**** Provided information ****

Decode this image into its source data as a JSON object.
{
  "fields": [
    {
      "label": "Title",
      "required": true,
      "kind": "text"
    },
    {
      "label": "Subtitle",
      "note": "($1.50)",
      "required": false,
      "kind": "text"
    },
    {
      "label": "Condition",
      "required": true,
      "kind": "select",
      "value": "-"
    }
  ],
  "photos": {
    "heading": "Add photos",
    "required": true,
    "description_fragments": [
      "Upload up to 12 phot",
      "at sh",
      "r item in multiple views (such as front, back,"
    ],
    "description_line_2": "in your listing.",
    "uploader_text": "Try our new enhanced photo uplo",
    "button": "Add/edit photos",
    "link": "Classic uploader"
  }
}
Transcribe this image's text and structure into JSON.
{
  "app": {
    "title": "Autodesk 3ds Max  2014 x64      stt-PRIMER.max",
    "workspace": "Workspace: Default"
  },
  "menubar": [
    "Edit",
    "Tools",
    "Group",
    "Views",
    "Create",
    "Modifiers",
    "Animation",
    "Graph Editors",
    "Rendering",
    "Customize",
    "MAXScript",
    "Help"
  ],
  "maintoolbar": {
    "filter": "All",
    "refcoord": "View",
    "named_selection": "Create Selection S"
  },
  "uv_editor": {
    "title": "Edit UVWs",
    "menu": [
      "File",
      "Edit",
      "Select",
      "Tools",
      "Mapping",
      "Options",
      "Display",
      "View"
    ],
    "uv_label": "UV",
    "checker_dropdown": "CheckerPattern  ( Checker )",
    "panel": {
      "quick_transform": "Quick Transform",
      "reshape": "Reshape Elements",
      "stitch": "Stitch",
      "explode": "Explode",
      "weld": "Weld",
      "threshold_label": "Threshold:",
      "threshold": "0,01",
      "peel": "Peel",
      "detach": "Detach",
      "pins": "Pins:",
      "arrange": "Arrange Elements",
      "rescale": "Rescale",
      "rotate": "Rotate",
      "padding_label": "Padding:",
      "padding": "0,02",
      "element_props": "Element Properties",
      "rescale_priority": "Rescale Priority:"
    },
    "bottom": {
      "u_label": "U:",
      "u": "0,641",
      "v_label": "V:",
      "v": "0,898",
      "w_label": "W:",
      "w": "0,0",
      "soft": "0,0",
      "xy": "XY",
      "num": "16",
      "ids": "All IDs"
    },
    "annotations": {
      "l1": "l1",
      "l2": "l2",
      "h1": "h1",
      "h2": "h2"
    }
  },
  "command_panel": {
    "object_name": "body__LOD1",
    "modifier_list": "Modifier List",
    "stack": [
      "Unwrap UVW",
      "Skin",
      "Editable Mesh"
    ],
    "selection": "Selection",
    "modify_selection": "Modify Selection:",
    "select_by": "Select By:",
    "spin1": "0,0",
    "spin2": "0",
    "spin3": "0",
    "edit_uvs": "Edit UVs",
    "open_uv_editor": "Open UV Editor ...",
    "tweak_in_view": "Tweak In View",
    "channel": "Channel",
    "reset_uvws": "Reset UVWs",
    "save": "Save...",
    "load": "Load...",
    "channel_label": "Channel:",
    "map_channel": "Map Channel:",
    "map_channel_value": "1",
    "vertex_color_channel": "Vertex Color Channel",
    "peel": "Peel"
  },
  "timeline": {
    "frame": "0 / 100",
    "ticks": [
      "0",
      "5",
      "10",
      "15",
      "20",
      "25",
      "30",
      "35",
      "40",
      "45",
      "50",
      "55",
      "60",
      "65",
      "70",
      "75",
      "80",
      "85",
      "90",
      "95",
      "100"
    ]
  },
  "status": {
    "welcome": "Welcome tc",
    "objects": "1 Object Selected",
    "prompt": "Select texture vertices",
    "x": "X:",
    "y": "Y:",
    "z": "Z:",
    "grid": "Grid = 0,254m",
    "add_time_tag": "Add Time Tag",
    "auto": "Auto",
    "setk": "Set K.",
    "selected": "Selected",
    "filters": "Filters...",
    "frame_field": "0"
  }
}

****

* _Set task_: Exactly as they are written, print the entries again.

* _Written answer_:
Decode this image into its source data as a JSON object.
{
  "fields": [
    {
      "label": "Title",
      "required": true,
      "kind": "text"
    },
    {
      "label": "Subtitle",
      "note": "($1.50)",
      "required": false,
      "kind": "text"
    },
    {
      "label": "Condition",
      "required": true,
      "kind": "select",
      "value": "-"
    }
  ],
  "photos": {
    "heading": "Add photos",
    "required": true,
    "description_fragments": [
      "Upload up to 12 phot",
      "at sh",
      "r item in multiple views (such as front, back,"
    ],
    "description_line_2": "in your listing.",
    "uploader_text": "Try our new enhanced photo uplo",
    "button": "Add/edit photos",
    "link": "Classic uploader"
  }
}
Transcribe this image's text and structure into JSON.
{
  "app": {
    "title": "Autodesk 3ds Max  2014 x64      stt-PRIMER.max",
    "workspace": "Workspace: Default"
  },
  "menubar": [
    "Edit",
    "Tools",
    "Group",
    "Views",
    "Create",
    "Modifiers",
    "Animation",
    "Graph Editors",
    "Rendering",
    "Customize",
    "MAXScript",
    "Help"
  ],
  "maintoolbar": {
    "filter": "All",
    "refcoord": "View",
    "named_selection": "Create Selection S"
  },
  "uv_editor": {
    "title": "Edit UVWs",
    "menu": [
      "File",
      "Edit",
      "Select",
      "Tools",
      "Mapping",
      "Options",
      "Display",
      "View"
    ],
    "uv_label": "UV",
    "checker_dropdown": "CheckerPattern  ( Checker )",
    "panel": {
      "quick_transform": "Quick Transform",
      "reshape": "Reshape Elements",
      "stitch": "Stitch",
      "explode": "Explode",
      "weld": "Weld",
      "threshold_label": "Threshold:",
      "threshold": "0,01",
      "peel": "Peel",
      "detach": "Detach",
      "pins": "Pins:",
      "arrange": "Arrange Elements",
      "rescale": "Rescale",
      "rotate": "Rotate",
      "padding_label": "Padding:",
      "padding": "0,02",
      "element_props": "Element Properties",
      "rescale_priority": "Rescale Priority:"
    },
    "bottom": {
      "u_label": "U:",
      "u": "0,641",
      "v_label": "V:",
      "v": "0,898",
      "w_label": "W:",
      "w": "0,0",
      "soft": "0,0",
      "xy": "XY",
      "num": "16",
      "ids": "All IDs"
    },
    "annotations": {
      "l1": "l1",
      "l2": "l2",
      "h1": "h1",
      "h2": "h2"
    }
  },
  "command_panel": {
    "object_name": "body__LOD1",
    "modifier_list": "Modifier List",
    "stack": [
      "Unwrap UVW",
      "Skin",
      "Editable Mesh"
    ],
    "selection": "Selection",
    "modify_selection": "Modify Selection:",
    "select_by": "Select By:",
    "spin1": "0,0",
    "spin2": "0",
    "spin3": "0",
    "edit_uvs": "Edit UVs",
    "open_uv_editor": "Open UV Editor ...",
    "tweak_in_view": "Tweak In View",
    "channel": "Channel",
    "reset_uvws": "Reset UVWs",
    "save": "Save...",
    "load": "Load...",
    "channel_label": "Channel:",
    "map_channel": "Map Channel:",
    "map_channel_value": "1",
    "vertex_color_channel": "Vertex Color Channel",
    "peel": "Peel"
  },
  "timeline": {
    "frame": "0 / 100",
    "ticks": [
      "0",
      "5",
      "10",
      "15",
      "20",
      "25",
      "30",
      "35",
      "40",
      "45",
      "50",
      "55",
      "60",
      "65",
      "70",
      "75",
      "80",
      "85",
      "90",
      "95",
      "100"
    ]
  },
  "status": {
    "welcome": "Welcome tc",
    "objects": "1 Object Selected",
    "prompt": "Select texture vertices",
    "x": "X:",
    "y": "Y:",
    "z": "Z:",
    "grid": "Grid = 0,254m",
    "add_time_tag": "Add Time Tag",
    "auto": "Auto",
    "setk": "Set K.",
    "selected": "Selected",
    "filters": "Filters...",
    "frame_field": "0"
  }
}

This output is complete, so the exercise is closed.